ITEMS>
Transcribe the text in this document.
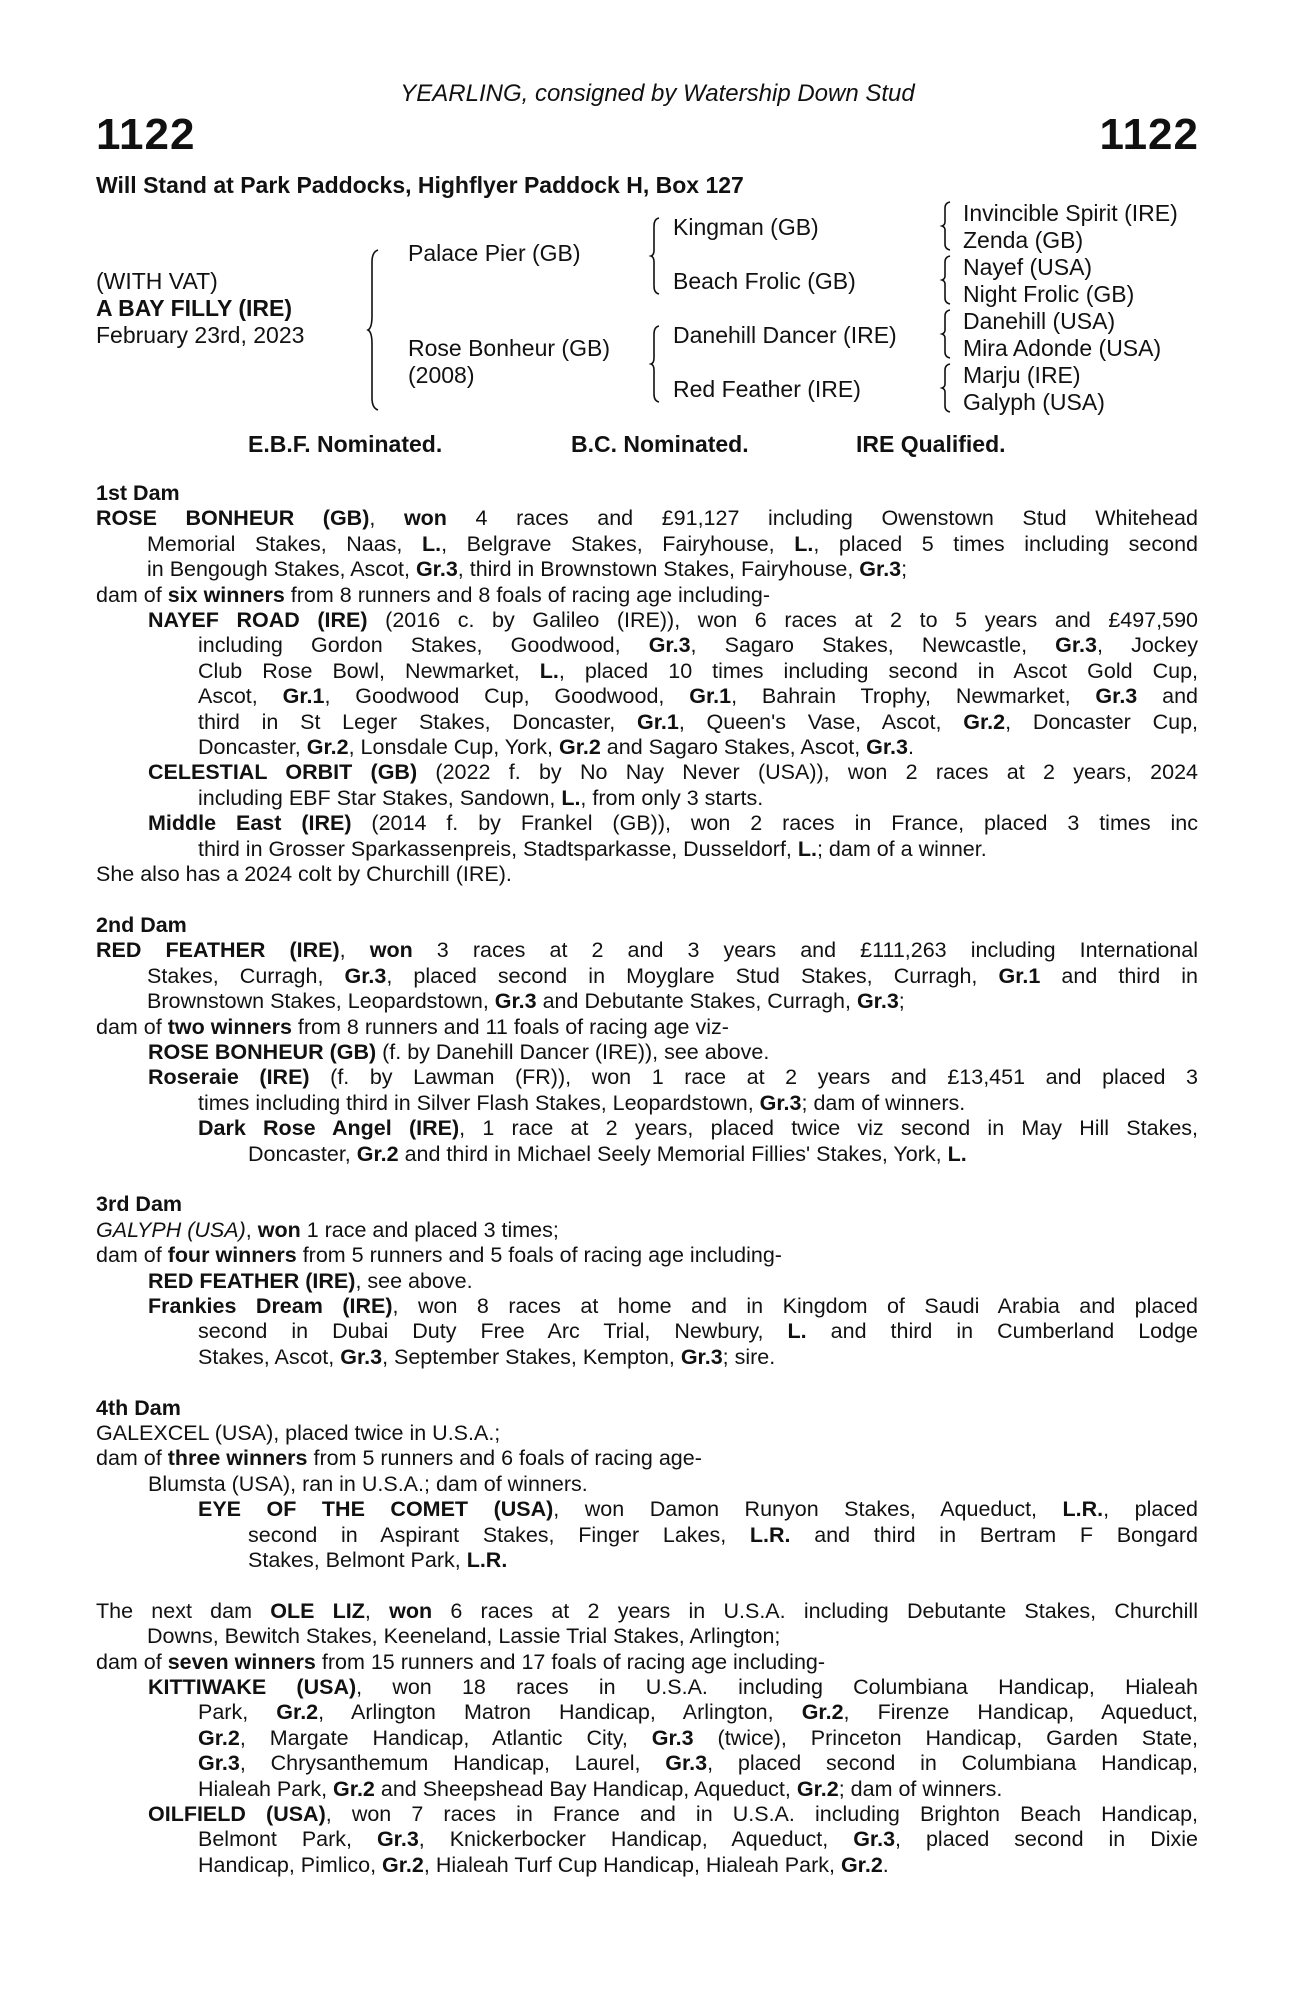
YEARLING, consigned by Watership Down Stud
1122	1122
Will Stand at Park Paddocks, Highflyer Paddock H, Box 127
(WITH VAT)
A BAY FILLY (IRE)
February 23rd, 2023
Palace Pier (GB)
Rose Bonheur (GB)
(2008)
Kingman (GB)
Beach Frolic (GB)
Danehill Dancer (IRE)
Red Feather (IRE)
Invincible Spirit (IRE)
Zenda (GB)
Nayef (USA)
Night Frolic (GB)
Danehill (USA)
Mira Adonde (USA)
Marju (IRE)
Galyph (USA)
E.B.F. Nominated.	B.C. Nominated.	IRE Qualified.
1st Dam
ROSE BONHEUR (GB), won 4 races and £91,127 including Owenstown Stud Whitehead
Memorial Stakes, Naas, L., Belgrave Stakes, Fairyhouse, L., placed 5 times including second
in Bengough Stakes, Ascot, Gr.3, third in Brownstown Stakes, Fairyhouse, Gr.3;
dam of six winners from 8 runners and 8 foals of racing age including-
NAYEF ROAD (IRE) (2016 c. by Galileo (IRE)), won 6 races at 2 to 5 years and £497,590
including Gordon Stakes, Goodwood, Gr.3, Sagaro Stakes, Newcastle, Gr.3, Jockey
Club Rose Bowl, Newmarket, L., placed 10 times including second in Ascot Gold Cup,
Ascot, Gr.1, Goodwood Cup, Goodwood, Gr.1, Bahrain Trophy, Newmarket, Gr.3 and
third in St Leger Stakes, Doncaster, Gr.1, Queen's Vase, Ascot, Gr.2, Doncaster Cup,
Doncaster, Gr.2, Lonsdale Cup, York, Gr.2 and Sagaro Stakes, Ascot, Gr.3.
CELESTIAL ORBIT (GB) (2022 f. by No Nay Never (USA)), won 2 races at 2 years, 2024
including EBF Star Stakes, Sandown, L., from only 3 starts.
Middle East (IRE) (2014 f. by Frankel (GB)), won 2 races in France, placed 3 times inc
third in Grosser Sparkassenpreis, Stadtsparkasse, Dusseldorf, L.; dam of a winner.
She also has a 2024 colt by Churchill (IRE).
2nd Dam
RED FEATHER (IRE), won 3 races at 2 and 3 years and £111,263 including International
Stakes, Curragh, Gr.3, placed second in Moyglare Stud Stakes, Curragh, Gr.1 and third in
Brownstown Stakes, Leopardstown, Gr.3 and Debutante Stakes, Curragh, Gr.3;
dam of two winners from 8 runners and 11 foals of racing age viz-
ROSE BONHEUR (GB) (f. by Danehill Dancer (IRE)), see above.
Roseraie (IRE) (f. by Lawman (FR)), won 1 race at 2 years and £13,451 and placed 3
times including third in Silver Flash Stakes, Leopardstown, Gr.3; dam of winners.
Dark Rose Angel (IRE), 1 race at 2 years, placed twice viz second in May Hill Stakes,
Doncaster, Gr.2 and third in Michael Seely Memorial Fillies' Stakes, York, L.
3rd Dam
GALYPH (USA), won 1 race and placed 3 times;
dam of four winners from 5 runners and 5 foals of racing age including-
RED FEATHER (IRE), see above.
Frankies Dream (IRE), won 8 races at home and in Kingdom of Saudi Arabia and placed
second in Dubai Duty Free Arc Trial, Newbury, L. and third in Cumberland Lodge
Stakes, Ascot, Gr.3, September Stakes, Kempton, Gr.3; sire.
4th Dam
GALEXCEL (USA), placed twice in U.S.A.;
dam of three winners from 5 runners and 6 foals of racing age-
Blumsta (USA), ran in U.S.A.; dam of winners.
EYE OF THE COMET (USA), won Damon Runyon Stakes, Aqueduct, L.R., placed
second in Aspirant Stakes, Finger Lakes, L.R. and third in Bertram F Bongard
Stakes, Belmont Park, L.R.
The next dam OLE LIZ, won 6 races at 2 years in U.S.A. including Debutante Stakes, Churchill
Downs, Bewitch Stakes, Keeneland, Lassie Trial Stakes, Arlington;
dam of seven winners from 15 runners and 17 foals of racing age including-
KITTIWAKE (USA), won 18 races in U.S.A. including Columbiana Handicap, Hialeah
Park, Gr.2, Arlington Matron Handicap, Arlington, Gr.2, Firenze Handicap, Aqueduct,
Gr.2, Margate Handicap, Atlantic City, Gr.3 (twice), Princeton Handicap, Garden State,
Gr.3, Chrysanthemum Handicap, Laurel, Gr.3, placed second in Columbiana Handicap,
Hialeah Park, Gr.2 and Sheepshead Bay Handicap, Aqueduct, Gr.2; dam of winners.
OILFIELD (USA), won 7 races in France and in U.S.A. including Brighton Beach Handicap,
Belmont Park, Gr.3, Knickerbocker Handicap, Aqueduct, Gr.3, placed second in Dixie
Handicap, Pimlico, Gr.2, Hialeah Turf Cup Handicap, Hialeah Park, Gr.2.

INSTRUCTIONS FOR THE TASK> Identify each line in the entries with the word "twice" and copy it.

FINAL ANSWER>
Dark Rose Angel (IRE), 1 race at 2 years, placed twice viz second in May Hill Stakes,
GALEXCEL (USA), placed twice in U.S.A.;
Gr.2, Margate Handicap, Atlantic City, Gr.3 (twice), Princeton Handicap, Garden State,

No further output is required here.